[Stored items from a collection]
########################################

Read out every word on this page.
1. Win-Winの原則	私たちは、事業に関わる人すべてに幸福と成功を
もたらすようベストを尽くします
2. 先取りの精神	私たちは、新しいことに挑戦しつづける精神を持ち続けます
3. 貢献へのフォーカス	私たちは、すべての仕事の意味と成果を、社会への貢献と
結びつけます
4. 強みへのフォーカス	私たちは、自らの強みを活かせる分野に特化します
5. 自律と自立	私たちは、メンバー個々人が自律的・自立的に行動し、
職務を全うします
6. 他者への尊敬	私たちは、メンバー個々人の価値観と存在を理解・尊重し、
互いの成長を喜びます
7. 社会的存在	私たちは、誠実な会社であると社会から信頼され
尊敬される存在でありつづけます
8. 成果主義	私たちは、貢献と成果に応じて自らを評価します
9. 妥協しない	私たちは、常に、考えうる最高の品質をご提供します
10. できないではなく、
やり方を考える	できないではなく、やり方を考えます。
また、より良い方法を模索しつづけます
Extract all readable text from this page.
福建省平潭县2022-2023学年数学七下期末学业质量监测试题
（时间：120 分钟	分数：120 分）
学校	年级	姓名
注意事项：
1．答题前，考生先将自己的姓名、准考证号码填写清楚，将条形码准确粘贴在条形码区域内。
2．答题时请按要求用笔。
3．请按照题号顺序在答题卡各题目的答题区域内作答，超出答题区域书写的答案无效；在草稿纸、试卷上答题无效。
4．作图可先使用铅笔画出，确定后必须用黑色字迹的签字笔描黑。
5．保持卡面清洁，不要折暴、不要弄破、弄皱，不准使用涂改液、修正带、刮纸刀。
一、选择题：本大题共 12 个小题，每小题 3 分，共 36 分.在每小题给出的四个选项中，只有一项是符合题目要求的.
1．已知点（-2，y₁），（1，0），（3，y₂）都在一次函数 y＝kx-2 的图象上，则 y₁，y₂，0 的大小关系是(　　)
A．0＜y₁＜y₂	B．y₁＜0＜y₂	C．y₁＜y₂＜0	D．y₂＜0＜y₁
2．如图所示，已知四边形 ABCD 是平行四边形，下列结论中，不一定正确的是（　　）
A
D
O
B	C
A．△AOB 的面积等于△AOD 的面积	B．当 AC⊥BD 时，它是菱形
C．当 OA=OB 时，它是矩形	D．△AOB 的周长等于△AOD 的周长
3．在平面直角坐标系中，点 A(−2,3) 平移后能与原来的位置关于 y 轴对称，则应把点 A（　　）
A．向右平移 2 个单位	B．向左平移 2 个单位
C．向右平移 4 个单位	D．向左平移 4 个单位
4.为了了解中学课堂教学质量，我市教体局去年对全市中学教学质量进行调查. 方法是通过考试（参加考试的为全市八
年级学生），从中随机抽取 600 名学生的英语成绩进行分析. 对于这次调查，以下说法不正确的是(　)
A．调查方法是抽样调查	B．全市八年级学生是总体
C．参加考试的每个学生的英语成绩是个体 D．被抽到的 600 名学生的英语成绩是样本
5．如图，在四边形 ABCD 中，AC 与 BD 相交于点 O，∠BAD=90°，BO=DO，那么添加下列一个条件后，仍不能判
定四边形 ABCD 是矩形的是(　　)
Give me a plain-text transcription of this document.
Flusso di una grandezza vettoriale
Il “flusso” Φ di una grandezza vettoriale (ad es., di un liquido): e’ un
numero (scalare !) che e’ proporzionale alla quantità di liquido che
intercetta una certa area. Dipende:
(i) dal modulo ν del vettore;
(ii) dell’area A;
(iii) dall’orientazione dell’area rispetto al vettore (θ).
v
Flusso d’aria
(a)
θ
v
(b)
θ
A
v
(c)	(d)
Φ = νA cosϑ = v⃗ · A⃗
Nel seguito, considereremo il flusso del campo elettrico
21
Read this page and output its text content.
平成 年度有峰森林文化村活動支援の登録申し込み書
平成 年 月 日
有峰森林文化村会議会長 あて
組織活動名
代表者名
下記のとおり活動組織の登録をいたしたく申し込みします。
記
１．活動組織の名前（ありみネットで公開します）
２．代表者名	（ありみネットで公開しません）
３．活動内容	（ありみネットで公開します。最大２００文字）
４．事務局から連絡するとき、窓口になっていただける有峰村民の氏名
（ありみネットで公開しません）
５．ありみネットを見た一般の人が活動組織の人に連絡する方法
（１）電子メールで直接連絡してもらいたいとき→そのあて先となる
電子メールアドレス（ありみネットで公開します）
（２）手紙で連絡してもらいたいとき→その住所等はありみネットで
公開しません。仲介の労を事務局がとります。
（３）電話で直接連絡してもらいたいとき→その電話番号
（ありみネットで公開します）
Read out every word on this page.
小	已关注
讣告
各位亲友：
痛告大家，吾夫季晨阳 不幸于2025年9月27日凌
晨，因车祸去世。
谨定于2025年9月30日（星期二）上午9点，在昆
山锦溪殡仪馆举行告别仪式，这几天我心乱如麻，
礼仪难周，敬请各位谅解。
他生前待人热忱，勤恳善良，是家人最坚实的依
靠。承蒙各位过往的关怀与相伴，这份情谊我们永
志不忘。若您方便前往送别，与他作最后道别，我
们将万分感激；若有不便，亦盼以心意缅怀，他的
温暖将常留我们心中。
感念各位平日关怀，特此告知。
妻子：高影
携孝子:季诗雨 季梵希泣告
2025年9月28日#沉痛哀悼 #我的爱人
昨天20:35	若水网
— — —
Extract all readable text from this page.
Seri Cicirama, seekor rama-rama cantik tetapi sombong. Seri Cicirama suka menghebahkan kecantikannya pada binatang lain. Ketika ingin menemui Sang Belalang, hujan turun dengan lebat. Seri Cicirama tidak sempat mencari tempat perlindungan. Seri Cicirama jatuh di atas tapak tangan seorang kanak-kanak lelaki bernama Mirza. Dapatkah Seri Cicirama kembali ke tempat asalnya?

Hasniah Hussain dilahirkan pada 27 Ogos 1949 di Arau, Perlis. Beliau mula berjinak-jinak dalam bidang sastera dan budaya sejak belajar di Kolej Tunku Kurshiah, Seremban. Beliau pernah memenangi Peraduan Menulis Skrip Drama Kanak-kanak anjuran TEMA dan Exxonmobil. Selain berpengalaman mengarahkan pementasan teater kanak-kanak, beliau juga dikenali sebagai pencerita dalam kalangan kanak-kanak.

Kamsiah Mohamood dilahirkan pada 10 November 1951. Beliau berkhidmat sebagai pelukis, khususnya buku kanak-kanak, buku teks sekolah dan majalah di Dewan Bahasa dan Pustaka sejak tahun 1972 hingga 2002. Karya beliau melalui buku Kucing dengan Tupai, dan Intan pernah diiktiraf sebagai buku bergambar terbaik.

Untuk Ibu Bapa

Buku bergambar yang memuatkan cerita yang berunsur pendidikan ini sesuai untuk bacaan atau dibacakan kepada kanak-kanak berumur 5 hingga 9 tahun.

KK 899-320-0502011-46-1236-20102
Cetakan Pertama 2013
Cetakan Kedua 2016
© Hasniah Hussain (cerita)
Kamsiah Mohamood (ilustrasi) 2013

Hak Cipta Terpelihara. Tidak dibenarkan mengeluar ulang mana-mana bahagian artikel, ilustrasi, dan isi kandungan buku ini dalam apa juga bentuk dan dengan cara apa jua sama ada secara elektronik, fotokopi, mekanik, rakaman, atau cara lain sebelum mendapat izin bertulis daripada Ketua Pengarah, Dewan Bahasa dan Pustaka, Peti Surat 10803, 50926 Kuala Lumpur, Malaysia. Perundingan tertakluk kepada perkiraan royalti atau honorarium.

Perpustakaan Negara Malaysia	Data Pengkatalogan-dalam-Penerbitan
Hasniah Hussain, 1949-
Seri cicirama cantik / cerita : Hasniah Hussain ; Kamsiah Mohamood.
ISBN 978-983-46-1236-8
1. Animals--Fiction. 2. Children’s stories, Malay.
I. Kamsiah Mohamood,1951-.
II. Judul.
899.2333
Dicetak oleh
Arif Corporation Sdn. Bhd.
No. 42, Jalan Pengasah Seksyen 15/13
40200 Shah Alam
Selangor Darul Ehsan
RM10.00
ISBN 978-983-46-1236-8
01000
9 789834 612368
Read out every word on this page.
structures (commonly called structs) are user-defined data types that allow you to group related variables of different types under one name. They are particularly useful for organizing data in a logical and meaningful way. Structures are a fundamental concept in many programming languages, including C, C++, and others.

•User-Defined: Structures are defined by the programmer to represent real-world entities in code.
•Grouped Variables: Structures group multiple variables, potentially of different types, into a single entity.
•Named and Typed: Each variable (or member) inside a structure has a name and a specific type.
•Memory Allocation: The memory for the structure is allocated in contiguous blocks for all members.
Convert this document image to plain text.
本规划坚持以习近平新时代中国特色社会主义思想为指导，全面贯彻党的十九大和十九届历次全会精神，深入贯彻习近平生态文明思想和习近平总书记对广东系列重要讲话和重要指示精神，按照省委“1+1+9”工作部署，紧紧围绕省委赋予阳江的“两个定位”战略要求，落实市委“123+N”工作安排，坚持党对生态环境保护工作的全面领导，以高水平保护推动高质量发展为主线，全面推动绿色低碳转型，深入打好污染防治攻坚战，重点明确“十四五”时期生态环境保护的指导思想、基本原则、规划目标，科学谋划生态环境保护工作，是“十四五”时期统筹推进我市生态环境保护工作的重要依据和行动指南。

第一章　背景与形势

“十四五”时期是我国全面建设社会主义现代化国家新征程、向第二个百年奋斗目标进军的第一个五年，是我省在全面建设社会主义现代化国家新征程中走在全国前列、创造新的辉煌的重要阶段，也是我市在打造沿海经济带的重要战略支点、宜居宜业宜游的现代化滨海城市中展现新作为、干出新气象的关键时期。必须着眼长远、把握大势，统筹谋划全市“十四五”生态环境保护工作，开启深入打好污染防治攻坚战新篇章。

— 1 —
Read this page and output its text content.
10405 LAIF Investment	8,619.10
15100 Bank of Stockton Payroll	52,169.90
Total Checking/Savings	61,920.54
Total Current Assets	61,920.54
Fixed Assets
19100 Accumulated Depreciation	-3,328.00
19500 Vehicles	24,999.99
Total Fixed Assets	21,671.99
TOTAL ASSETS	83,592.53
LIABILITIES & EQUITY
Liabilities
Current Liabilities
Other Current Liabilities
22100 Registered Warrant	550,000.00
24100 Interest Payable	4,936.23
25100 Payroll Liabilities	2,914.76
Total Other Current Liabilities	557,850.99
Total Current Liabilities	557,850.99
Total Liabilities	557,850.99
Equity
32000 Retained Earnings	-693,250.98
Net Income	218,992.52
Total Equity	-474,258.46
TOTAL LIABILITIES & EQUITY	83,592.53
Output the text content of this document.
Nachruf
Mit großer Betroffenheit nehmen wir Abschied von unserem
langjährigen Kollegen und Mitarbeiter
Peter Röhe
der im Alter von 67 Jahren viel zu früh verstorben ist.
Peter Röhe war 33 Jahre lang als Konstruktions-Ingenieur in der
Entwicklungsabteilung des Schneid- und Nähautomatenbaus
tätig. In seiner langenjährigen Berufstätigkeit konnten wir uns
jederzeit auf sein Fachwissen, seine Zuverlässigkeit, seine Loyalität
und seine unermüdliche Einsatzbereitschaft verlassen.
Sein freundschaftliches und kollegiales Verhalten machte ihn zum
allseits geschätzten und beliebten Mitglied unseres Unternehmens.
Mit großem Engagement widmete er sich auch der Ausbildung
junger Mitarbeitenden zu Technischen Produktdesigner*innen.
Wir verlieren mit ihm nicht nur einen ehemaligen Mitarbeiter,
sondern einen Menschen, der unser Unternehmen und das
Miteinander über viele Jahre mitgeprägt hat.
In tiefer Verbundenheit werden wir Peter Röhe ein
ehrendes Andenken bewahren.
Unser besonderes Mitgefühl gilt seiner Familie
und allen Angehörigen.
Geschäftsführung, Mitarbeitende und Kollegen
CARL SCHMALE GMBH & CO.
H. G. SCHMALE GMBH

########################################

> Problem to solve:
Pull every line holding "document" out of the records.

> Expected answer:
Give me a plain-text transcription of this document.
Convert this document image to plain text.
Output the text content of this document.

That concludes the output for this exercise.